Records shown.
------------------------------

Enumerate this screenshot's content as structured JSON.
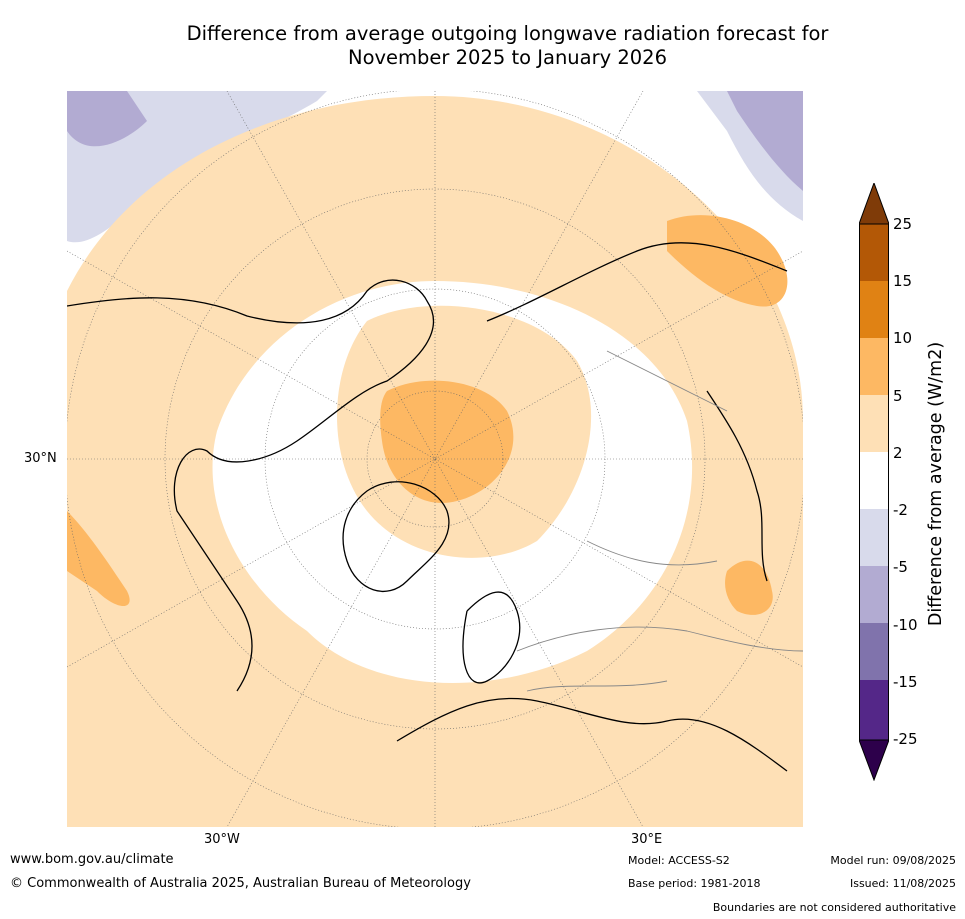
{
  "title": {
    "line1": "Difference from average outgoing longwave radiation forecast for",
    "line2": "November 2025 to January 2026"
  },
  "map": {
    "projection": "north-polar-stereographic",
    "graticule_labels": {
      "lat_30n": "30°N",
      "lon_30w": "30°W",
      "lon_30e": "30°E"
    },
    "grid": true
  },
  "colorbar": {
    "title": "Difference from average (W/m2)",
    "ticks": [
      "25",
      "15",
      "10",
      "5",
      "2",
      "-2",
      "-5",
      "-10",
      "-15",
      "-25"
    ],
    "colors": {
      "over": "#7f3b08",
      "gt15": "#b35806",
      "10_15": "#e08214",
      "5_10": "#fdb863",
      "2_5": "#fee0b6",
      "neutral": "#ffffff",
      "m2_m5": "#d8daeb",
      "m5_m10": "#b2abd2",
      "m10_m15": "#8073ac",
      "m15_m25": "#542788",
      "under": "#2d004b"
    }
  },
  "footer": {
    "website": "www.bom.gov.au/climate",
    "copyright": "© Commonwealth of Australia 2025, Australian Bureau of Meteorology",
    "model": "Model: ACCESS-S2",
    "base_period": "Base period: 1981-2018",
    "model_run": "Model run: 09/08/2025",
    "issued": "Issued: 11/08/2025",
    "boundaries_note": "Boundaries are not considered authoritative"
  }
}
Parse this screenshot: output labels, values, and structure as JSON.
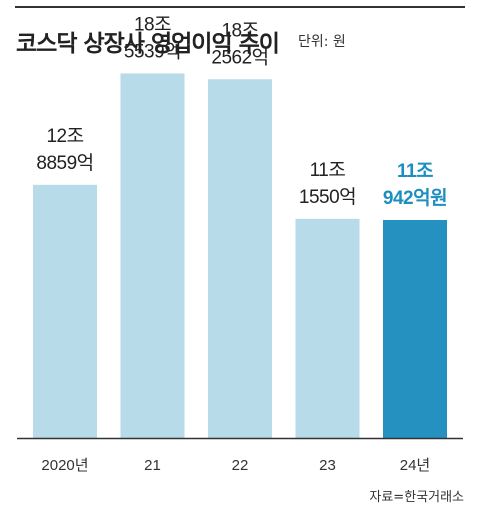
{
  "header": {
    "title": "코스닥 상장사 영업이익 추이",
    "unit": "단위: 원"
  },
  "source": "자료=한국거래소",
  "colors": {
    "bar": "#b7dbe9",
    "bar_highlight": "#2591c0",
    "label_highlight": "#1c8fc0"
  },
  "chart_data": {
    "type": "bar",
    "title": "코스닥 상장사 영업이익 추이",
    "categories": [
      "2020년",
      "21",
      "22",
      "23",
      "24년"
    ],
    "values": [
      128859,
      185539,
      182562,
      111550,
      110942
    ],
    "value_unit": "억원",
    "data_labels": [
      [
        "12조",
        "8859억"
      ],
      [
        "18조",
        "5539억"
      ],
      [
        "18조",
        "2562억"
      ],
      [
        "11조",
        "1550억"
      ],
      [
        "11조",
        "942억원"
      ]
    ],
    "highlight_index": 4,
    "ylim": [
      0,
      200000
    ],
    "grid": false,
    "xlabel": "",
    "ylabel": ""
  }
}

------------------------------

Description of the task.
Reproduce all the records verbatim, excluding images.

Answer for the task.
Enumerate this screenshot's content as structured JSON.
{
  "title": {
    "line1": "Difference from average outgoing longwave radiation forecast for",
    "line2": "November 2025 to January 2026"
  },
  "map": {
    "projection": "north-polar-stereographic",
    "graticule_labels": {
      "lat_30n": "30°N",
      "lon_30w": "30°W",
      "lon_30e": "30°E"
    },
    "grid": true
  },
  "colorbar": {
    "title": "Difference from average (W/m2)",
    "ticks": [
      "25",
      "15",
      "10",
      "5",
      "2",
      "-2",
      "-5",
      "-10",
      "-15",
      "-25"
    ],
    "colors": {
      "over": "#7f3b08",
      "gt15": "#b35806",
      "10_15": "#e08214",
      "5_10": "#fdb863",
      "2_5": "#fee0b6",
      "neutral": "#ffffff",
      "m2_m5": "#d8daeb",
      "m5_m10": "#b2abd2",
      "m10_m15": "#8073ac",
      "m15_m25": "#542788",
      "under": "#2d004b"
    }
  },
  "footer": {
    "website": "www.bom.gov.au/climate",
    "copyright": "© Commonwealth of Australia 2025, Australian Bureau of Meteorology",
    "model": "Model: ACCESS-S2",
    "base_period": "Base period: 1981-2018",
    "model_run": "Model run: 09/08/2025",
    "issued": "Issued: 11/08/2025",
    "boundaries_note": "Boundaries are not considered authoritative"
  }
}
Parse this screenshot: output labels, values, and structure as JSON.
{
  "header": {
    "title": "코스닥 상장사 영업이익 추이",
    "unit": "단위: 원"
  },
  "source": "자료=한국거래소",
  "colors": {
    "bar": "#b7dbe9",
    "bar_highlight": "#2591c0",
    "label_highlight": "#1c8fc0"
  },
  "chart_data": {
    "type": "bar",
    "title": "코스닥 상장사 영업이익 추이",
    "categories": [
      "2020년",
      "21",
      "22",
      "23",
      "24년"
    ],
    "values": [
      128859,
      185539,
      182562,
      111550,
      110942
    ],
    "value_unit": "억원",
    "data_labels": [
      [
        "12조",
        "8859억"
      ],
      [
        "18조",
        "5539억"
      ],
      [
        "18조",
        "2562억"
      ],
      [
        "11조",
        "1550억"
      ],
      [
        "11조",
        "942억원"
      ]
    ],
    "highlight_index": 4,
    "ylim": [
      0,
      200000
    ],
    "grid": false,
    "xlabel": "",
    "ylabel": ""
  }
}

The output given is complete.